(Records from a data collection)
---*---

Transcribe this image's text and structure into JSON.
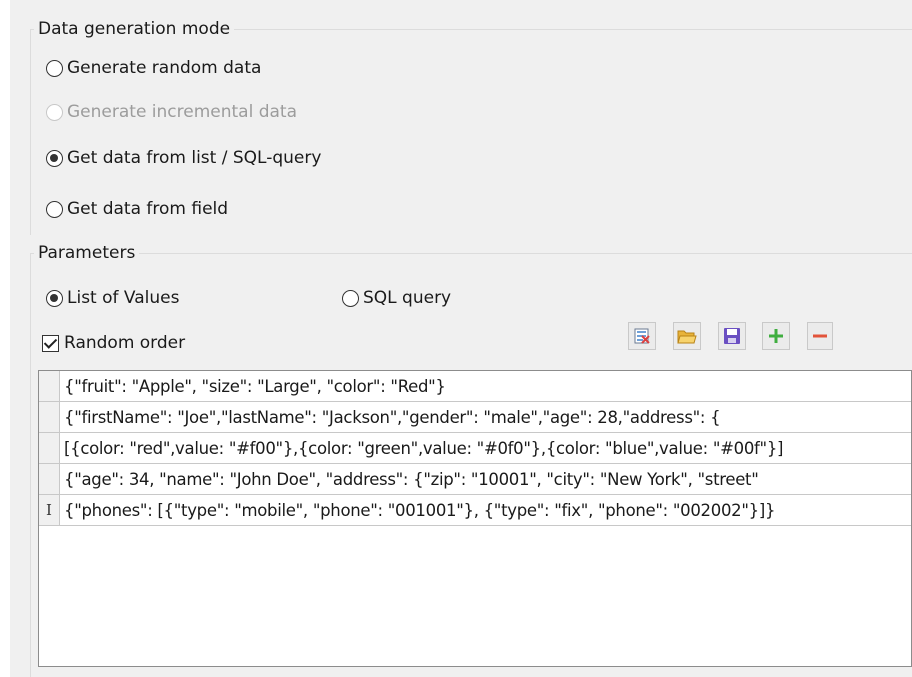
{
  "mode_group": {
    "title": "Data generation mode",
    "options": [
      {
        "label": "Generate random data",
        "checked": false,
        "enabled": true
      },
      {
        "label": "Generate incremental data",
        "checked": false,
        "enabled": false
      },
      {
        "label": "Get data from list / SQL-query",
        "checked": true,
        "enabled": true
      },
      {
        "label": "Get data from field",
        "checked": false,
        "enabled": true
      }
    ]
  },
  "params_group": {
    "title": "Parameters",
    "source_options": [
      {
        "label": "List of Values",
        "checked": true
      },
      {
        "label": "SQL query",
        "checked": false
      }
    ],
    "random_order": {
      "label": "Random order",
      "checked": true
    },
    "toolbar": {
      "buttons": [
        {
          "icon": "clear-list-icon"
        },
        {
          "icon": "open-folder-icon"
        },
        {
          "icon": "save-disk-icon"
        },
        {
          "icon": "add-plus-icon"
        },
        {
          "icon": "remove-minus-icon"
        }
      ]
    }
  },
  "values_list": {
    "rows": [
      "{\"fruit\": \"Apple\", \"size\": \"Large\", \"color\": \"Red\"}",
      "{\"firstName\": \"Joe\",\"lastName\": \"Jackson\",\"gender\": \"male\",\"age\": 28,\"address\": {",
      "[{color: \"red\",value: \"#f00\"},{color: \"green\",value: \"#0f0\"},{color: \"blue\",value: \"#00f\"}]",
      "{\"age\": 34, \"name\": \"John Doe\", \"address\": {\"zip\": \"10001\", \"city\": \"New York\", \"street\"",
      "{\"phones\": [{\"type\": \"mobile\", \"phone\": \"001001\"}, {\"type\": \"fix\", \"phone\": \"002002\"}]}"
    ],
    "current_row_marker": "I"
  }
}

---*---

Exercise description |
Filter the entries down to the lines containing "address". Copy each of those lines.

Output for this exercise |
      "{\"firstName\": \"Joe\",\"lastName\": \"Jackson\",\"gender\": \"male\",\"age\": 28,\"address\": {",
      "{\"age\": 34, \"name\": \"John Doe\", \"address\": {\"zip\": \"10001\", \"city\": \"New York\", \"street\"",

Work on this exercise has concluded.